- **Tasks for this exercise**
A - Duplicate the part of the forum thread about the Lenco overdrive unit starting at "## DanGT86 (Jan" and ending at "(Feb 26, 2009)".
B - Translate this sentence from the thread about the Lenco overdrive unit into Spanish: "This is a fixed gear, not a shiftable overdrive, so I wonder what advantage it has."

- **Text**

──────────

# Lenco now offering overdrive unit.



## DanGT86 (Jan 1, 2011)

So they consider it standard when its on the back of their CS2 transmission and it costs $2600? Putting it directly on a transwarp (like DC plasma's Gearvendor) is what costs extra?

By permanent do you mean it is not switchable? I guess what I mean is can it be used to make a 2 reduction lenco into a 2 reduction+2od=4speed?

Tried to make that not confusing. Hope it worked.


----------



## John Metric (Feb 26, 2009)

DanGT86 said:


> So they consider it standard when its on the back of their CS2 transmission and it costs $2600? Putting it directly on a transwarp (like DC plasma's Gearvendor) is what costs extra?
> 
> By permanent do you mean it is not switchable? I guess what I mean is can it be used to make a 2 reduction lenco into a 2 reduction+2od=4speed?
> 
> Tried to make that not confusing. Hope it worked.


$2600, Yes, pricey, eh? Building the TWarp adapter costs $450 extra.
Permanent, meaning it's always active, no switching it on or off like GV.

My solution to this problem is in my Assualt&Battery build thread. Two cases, four speeds. plus reverse and neutral. Used parts about $3200.


----------



## GerhardRP (Nov 17, 2009)

John Metric said:


> Permanent, meaning it's always active, no switching it on or off like GV.


Does that mean it will transmit torque in both directions and both speeds? Thinking regenerative braking.
Gerhard

Edit: I misunderstood. This is a fixed gear, not a shiftable overdrive, so I wonder what advantage it has.
G.


----------

──────────

- **Material provided**
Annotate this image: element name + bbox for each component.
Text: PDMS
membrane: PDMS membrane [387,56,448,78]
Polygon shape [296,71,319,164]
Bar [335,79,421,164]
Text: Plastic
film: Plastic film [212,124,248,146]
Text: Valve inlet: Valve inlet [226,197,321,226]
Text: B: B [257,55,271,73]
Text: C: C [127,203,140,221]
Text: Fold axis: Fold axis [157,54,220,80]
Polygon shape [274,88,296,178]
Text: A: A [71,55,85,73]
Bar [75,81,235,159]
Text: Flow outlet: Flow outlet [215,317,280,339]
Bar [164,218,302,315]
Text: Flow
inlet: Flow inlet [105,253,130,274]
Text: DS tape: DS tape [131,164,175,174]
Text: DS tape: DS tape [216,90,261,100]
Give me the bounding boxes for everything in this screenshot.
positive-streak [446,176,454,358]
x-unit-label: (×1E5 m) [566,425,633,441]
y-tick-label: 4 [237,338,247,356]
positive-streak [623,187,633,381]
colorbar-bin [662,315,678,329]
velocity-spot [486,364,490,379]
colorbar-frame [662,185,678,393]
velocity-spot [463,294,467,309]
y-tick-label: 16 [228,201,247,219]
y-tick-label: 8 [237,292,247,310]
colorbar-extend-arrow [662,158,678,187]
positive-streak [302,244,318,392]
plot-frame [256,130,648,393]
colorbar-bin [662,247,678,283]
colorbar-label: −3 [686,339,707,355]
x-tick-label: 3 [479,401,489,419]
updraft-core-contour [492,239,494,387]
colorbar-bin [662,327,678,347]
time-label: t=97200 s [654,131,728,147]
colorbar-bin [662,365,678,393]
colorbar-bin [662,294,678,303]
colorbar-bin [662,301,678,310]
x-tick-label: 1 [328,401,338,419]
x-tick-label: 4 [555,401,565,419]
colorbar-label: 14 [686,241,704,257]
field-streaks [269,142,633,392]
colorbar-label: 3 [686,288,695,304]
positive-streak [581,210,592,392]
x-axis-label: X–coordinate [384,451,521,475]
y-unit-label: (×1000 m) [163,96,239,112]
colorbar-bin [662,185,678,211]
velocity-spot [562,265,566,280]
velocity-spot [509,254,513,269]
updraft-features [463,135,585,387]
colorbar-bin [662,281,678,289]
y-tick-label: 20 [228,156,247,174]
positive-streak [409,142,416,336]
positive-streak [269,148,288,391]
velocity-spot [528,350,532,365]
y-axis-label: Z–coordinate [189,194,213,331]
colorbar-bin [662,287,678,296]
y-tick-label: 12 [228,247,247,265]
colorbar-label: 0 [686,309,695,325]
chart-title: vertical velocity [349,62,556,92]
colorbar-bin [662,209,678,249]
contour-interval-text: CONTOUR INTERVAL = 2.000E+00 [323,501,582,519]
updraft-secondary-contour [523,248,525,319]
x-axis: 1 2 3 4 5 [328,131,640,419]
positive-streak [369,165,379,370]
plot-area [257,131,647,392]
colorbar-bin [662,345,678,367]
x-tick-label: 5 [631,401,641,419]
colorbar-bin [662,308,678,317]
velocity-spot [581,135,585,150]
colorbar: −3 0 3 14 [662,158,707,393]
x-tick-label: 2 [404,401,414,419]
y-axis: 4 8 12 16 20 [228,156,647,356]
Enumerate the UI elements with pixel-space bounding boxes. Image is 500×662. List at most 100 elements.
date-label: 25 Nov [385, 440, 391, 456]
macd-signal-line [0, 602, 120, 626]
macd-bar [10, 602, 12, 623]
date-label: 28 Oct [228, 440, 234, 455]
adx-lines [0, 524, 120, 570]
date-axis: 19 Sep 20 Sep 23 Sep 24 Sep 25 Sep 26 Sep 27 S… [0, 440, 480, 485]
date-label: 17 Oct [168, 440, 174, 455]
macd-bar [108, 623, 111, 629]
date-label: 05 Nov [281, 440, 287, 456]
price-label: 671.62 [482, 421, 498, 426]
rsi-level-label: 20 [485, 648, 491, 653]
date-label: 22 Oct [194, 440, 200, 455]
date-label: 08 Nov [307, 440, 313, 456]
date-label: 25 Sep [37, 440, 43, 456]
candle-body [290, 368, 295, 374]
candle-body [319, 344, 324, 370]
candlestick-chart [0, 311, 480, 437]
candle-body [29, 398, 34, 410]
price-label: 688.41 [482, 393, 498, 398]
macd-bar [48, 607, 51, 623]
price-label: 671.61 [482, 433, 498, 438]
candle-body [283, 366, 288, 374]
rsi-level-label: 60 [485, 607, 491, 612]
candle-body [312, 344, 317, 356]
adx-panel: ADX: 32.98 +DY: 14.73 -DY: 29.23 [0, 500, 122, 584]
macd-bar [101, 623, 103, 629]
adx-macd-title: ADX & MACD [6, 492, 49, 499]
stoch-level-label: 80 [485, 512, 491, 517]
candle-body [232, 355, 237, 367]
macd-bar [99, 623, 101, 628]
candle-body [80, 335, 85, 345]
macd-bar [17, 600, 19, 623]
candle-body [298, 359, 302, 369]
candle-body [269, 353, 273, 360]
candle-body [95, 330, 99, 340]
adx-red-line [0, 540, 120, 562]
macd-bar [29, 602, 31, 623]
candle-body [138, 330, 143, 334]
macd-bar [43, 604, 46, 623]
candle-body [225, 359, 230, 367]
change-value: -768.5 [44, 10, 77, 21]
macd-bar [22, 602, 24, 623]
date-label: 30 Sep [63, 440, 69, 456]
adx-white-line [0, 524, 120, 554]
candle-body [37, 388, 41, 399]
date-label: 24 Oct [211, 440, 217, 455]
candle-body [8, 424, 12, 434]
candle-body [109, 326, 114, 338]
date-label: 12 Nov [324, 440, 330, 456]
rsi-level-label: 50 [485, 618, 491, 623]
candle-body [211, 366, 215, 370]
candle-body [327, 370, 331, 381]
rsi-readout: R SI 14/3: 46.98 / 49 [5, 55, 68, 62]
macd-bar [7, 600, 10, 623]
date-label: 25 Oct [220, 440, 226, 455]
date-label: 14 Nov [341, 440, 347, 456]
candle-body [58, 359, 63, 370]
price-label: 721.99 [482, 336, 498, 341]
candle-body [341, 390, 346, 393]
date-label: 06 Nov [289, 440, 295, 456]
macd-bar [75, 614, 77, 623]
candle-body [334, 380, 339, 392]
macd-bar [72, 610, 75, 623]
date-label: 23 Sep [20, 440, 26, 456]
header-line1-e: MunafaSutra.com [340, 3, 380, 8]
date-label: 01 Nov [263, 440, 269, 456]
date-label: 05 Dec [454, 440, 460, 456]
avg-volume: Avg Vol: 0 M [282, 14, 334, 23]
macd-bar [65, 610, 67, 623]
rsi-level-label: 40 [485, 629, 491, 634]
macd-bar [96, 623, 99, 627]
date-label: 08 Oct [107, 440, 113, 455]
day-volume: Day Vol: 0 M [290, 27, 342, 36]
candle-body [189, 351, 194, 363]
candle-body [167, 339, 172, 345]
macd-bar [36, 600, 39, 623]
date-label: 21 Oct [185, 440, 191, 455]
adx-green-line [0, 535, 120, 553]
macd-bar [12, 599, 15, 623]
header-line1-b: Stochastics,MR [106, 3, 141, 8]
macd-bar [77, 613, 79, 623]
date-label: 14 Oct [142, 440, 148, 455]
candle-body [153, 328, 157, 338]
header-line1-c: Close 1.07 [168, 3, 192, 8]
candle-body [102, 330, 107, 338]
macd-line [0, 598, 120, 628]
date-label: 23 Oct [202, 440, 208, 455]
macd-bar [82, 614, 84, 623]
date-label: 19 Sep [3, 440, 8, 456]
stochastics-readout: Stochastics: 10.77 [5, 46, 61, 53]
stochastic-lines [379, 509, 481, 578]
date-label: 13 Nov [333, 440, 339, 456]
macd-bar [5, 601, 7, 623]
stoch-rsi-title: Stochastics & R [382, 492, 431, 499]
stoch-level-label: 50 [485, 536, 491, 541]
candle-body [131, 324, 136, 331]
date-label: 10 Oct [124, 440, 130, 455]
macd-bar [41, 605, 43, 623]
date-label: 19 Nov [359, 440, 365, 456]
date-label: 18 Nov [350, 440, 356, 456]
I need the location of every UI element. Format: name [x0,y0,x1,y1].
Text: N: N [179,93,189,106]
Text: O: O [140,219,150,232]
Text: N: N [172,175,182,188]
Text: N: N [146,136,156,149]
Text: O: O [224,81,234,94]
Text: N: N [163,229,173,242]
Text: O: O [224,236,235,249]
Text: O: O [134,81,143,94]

──────────

- **Answers per task**
A -
## DanGT86 (Jan 1, 2011)

So they consider it standard when its on the back of their CS2 transmission and it costs $2600? Putting it directly on a transwarp (like DC plasma's Gearvendor) is what costs extra?

By permanent do you mean it is not switchable? I guess what I mean is can it be used to make a 2 reduction lenco into a 2 reduction+2od=4speed?

Tried to make that not confusing. Hope it worked.


----------



## John Metric (Feb 26, 2009)

B - Es un engranaje fijo, no una sobremarcha que se pueda cambiar, así que me pregunto qué ventaja tiene.